- [Prompt]: Below are some records. Copy every line in them that holds "Donec".

- [Entries provided]:
******************************

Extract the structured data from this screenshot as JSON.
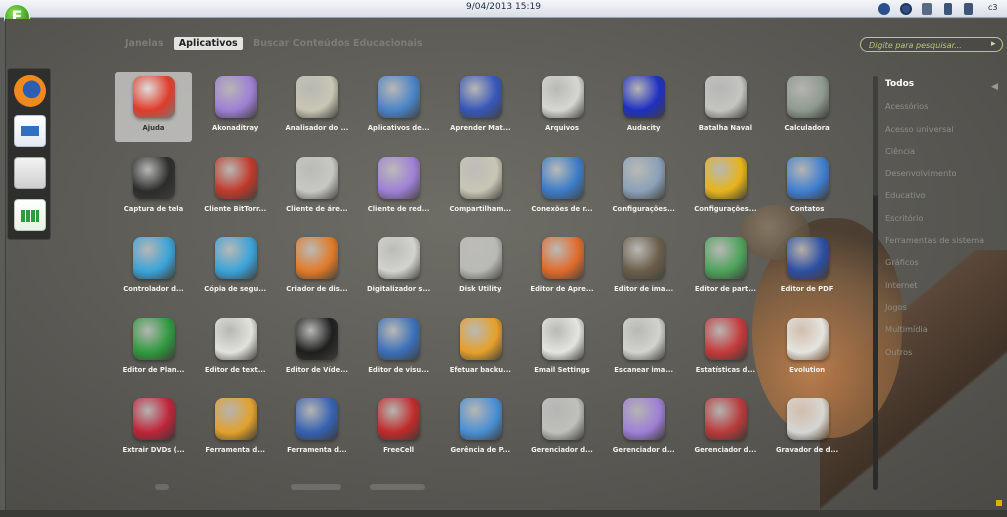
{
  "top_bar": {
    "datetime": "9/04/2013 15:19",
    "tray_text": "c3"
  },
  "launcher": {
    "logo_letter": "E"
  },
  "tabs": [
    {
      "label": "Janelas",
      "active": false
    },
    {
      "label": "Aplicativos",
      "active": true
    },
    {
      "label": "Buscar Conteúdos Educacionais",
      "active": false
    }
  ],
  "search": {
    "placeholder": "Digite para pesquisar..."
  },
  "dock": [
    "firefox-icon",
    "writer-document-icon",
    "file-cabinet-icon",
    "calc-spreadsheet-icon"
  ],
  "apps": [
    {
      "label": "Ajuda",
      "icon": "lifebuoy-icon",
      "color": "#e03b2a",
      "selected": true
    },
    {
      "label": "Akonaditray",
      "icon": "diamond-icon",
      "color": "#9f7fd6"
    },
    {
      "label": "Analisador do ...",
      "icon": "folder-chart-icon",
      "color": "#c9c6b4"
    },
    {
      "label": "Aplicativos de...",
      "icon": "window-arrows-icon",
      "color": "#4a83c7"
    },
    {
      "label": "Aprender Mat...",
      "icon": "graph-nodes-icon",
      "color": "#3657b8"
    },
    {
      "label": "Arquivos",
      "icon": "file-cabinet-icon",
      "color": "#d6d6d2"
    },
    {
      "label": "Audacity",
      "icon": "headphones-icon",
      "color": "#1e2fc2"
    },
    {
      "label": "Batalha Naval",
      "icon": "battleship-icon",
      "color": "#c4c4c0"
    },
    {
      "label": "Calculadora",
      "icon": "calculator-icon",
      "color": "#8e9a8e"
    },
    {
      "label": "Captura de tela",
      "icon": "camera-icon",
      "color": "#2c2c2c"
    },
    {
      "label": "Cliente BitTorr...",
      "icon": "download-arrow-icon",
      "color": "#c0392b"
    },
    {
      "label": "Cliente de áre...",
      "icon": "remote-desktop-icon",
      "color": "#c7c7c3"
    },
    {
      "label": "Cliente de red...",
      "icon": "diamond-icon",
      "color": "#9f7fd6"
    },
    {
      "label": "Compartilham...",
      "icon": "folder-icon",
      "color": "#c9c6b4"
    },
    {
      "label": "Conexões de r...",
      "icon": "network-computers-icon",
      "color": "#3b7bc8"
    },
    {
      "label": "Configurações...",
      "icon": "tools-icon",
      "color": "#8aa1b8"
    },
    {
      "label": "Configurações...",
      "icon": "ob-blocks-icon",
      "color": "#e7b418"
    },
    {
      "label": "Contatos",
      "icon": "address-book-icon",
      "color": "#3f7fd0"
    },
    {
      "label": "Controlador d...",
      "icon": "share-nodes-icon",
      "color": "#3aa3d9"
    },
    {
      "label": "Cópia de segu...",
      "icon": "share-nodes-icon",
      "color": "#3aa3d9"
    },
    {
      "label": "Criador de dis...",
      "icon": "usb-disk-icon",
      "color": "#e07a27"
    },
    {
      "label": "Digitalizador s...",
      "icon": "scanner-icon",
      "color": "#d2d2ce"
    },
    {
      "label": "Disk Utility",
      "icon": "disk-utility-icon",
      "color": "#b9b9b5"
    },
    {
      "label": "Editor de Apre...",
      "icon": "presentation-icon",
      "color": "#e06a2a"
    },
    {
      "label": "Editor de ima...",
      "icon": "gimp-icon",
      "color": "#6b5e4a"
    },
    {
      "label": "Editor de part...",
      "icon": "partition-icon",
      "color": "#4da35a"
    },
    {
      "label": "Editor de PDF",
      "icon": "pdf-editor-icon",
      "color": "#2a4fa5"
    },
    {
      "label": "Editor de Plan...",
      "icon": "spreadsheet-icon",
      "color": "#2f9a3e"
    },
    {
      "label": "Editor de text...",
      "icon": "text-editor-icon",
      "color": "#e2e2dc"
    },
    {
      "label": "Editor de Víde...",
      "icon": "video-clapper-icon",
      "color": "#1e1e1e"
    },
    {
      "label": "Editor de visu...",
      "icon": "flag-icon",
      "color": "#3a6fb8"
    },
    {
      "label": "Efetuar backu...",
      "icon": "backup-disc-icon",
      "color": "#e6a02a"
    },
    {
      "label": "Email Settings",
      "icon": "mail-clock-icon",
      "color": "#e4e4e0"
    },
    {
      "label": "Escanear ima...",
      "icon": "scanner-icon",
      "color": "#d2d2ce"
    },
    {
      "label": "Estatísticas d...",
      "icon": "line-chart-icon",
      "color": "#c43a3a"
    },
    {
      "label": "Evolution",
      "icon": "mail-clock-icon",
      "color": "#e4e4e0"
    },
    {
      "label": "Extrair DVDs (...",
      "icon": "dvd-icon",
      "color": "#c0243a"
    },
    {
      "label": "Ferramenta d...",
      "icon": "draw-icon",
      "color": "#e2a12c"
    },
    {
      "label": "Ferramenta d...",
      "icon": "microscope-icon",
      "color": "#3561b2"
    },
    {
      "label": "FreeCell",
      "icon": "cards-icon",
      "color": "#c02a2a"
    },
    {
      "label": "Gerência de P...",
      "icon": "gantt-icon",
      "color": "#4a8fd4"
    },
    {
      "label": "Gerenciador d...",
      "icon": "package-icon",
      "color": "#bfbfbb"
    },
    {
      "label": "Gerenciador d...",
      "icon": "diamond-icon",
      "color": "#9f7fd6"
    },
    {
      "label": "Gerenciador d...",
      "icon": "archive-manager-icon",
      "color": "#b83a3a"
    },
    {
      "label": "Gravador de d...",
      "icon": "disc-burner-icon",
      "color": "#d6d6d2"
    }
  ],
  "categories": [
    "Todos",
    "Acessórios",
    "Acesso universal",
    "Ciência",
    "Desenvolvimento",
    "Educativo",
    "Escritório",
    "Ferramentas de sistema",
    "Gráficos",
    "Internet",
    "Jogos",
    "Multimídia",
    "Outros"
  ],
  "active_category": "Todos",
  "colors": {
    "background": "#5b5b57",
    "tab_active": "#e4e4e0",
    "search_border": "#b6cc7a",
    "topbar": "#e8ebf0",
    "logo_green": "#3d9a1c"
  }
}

******************************

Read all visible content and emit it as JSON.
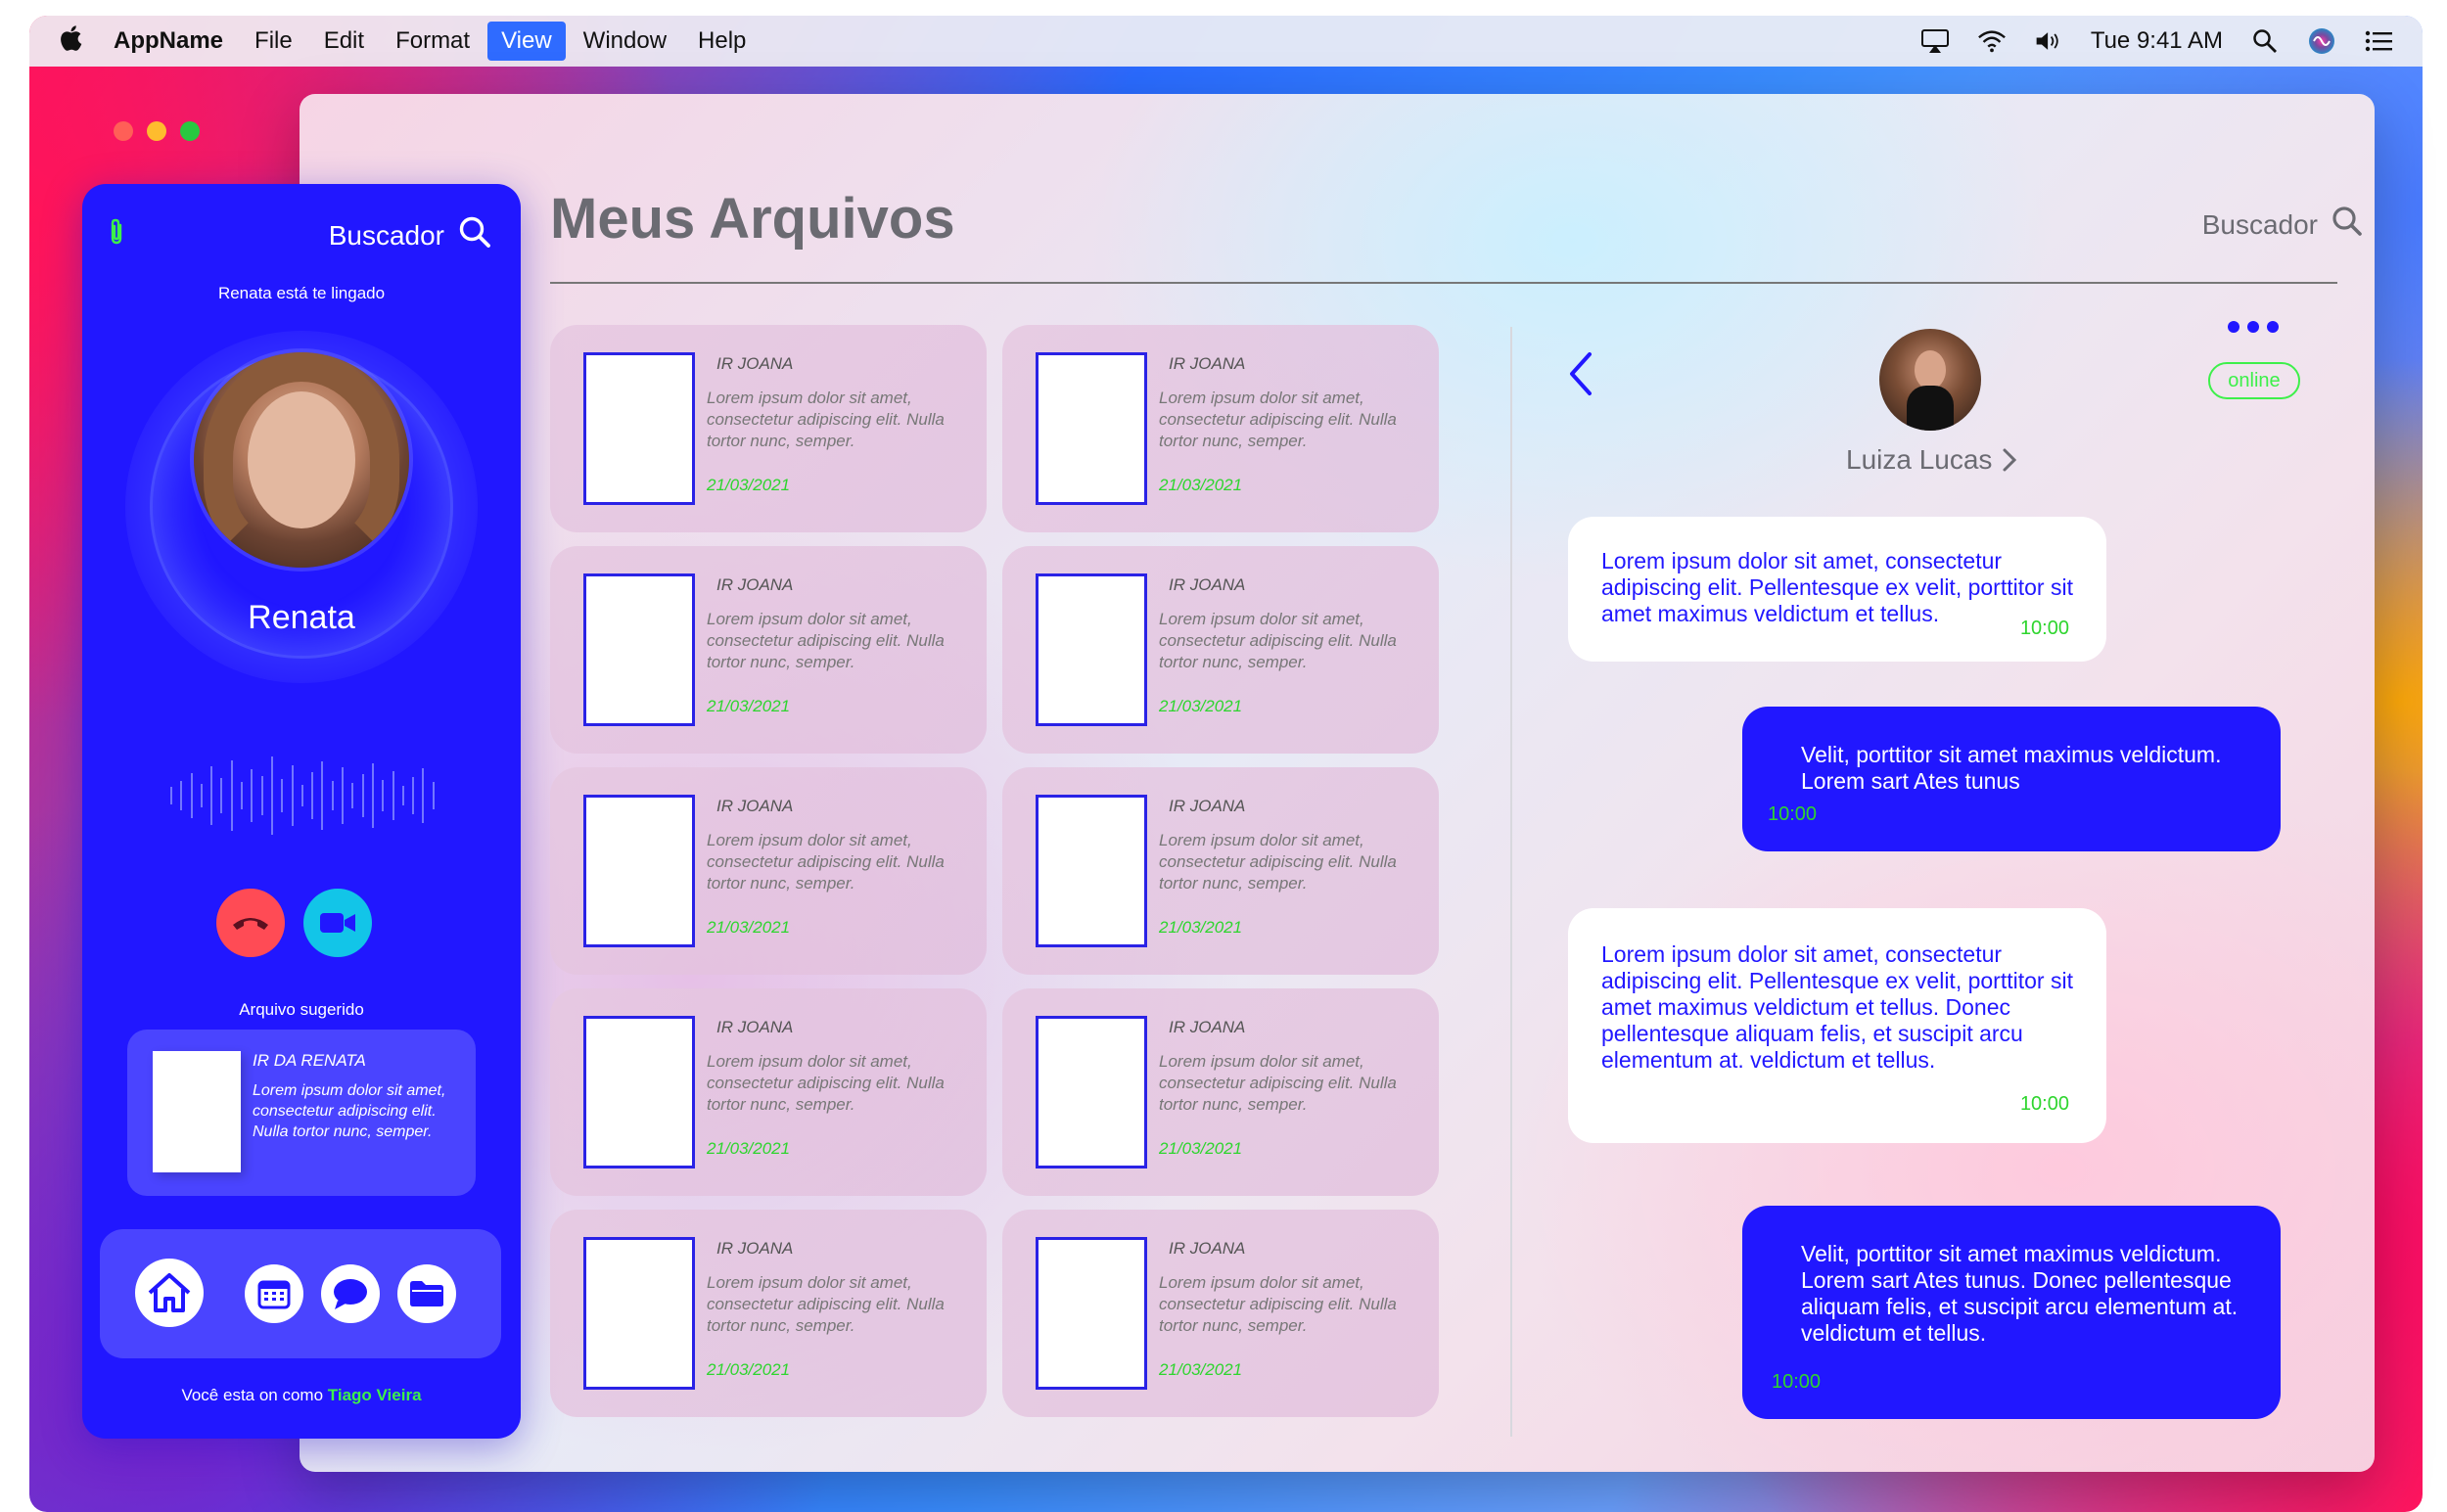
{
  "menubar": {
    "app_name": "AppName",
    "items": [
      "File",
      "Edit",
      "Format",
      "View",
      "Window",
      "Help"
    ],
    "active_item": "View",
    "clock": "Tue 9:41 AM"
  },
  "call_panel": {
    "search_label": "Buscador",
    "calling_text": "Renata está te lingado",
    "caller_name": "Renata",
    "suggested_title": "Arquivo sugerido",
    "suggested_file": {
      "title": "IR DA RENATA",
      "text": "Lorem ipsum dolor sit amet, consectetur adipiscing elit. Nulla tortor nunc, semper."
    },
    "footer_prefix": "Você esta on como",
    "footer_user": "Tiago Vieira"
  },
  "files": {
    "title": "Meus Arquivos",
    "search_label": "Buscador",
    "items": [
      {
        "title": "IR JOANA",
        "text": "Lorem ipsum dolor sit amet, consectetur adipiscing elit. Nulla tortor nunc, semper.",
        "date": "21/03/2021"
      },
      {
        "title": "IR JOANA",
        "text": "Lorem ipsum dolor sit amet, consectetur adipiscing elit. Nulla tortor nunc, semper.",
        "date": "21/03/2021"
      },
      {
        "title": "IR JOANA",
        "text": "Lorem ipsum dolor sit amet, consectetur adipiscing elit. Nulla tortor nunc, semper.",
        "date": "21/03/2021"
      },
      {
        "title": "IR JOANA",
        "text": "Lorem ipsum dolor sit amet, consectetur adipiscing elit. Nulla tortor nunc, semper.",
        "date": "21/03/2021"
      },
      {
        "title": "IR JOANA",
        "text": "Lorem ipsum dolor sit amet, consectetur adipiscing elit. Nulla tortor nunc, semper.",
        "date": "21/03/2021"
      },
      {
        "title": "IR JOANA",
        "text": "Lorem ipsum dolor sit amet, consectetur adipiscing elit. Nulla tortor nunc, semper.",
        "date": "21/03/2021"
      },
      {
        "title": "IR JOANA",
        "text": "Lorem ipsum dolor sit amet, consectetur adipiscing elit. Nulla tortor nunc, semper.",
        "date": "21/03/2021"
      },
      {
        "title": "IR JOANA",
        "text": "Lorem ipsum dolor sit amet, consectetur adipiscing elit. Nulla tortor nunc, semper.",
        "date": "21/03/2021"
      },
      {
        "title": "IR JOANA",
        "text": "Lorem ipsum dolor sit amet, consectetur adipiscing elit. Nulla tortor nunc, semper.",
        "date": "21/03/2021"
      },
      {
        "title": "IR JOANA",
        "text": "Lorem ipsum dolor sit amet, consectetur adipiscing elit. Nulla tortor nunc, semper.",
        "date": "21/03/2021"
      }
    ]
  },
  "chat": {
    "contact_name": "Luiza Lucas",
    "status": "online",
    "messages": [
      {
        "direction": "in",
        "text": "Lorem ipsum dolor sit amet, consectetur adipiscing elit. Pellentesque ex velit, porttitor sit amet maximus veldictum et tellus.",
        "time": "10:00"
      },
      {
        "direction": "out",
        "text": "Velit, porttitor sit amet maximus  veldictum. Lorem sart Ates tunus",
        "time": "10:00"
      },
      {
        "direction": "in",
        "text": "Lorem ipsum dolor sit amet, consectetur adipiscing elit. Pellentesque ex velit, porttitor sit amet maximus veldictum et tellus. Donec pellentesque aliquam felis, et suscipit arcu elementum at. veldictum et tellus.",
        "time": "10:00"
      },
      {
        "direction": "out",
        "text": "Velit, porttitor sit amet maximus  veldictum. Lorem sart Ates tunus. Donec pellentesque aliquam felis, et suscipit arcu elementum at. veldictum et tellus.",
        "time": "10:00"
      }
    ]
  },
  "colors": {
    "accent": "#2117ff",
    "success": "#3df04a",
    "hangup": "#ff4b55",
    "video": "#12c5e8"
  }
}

******************************

- [Response below]:
        "text": "Lorem ipsum dolor sit amet, consectetur adipiscing elit. Pellentesque ex velit, porttitor sit amet maximus veldictum et tellus. Donec pellentesque aliquam felis, et suscipit arcu elementum at. veldictum et tellus.",
        "text": "Velit, porttitor sit amet maximus  veldictum. Lorem sart Ates tunus. Donec pellentesque aliquam felis, et suscipit arcu elementum at. veldictum et tellus.",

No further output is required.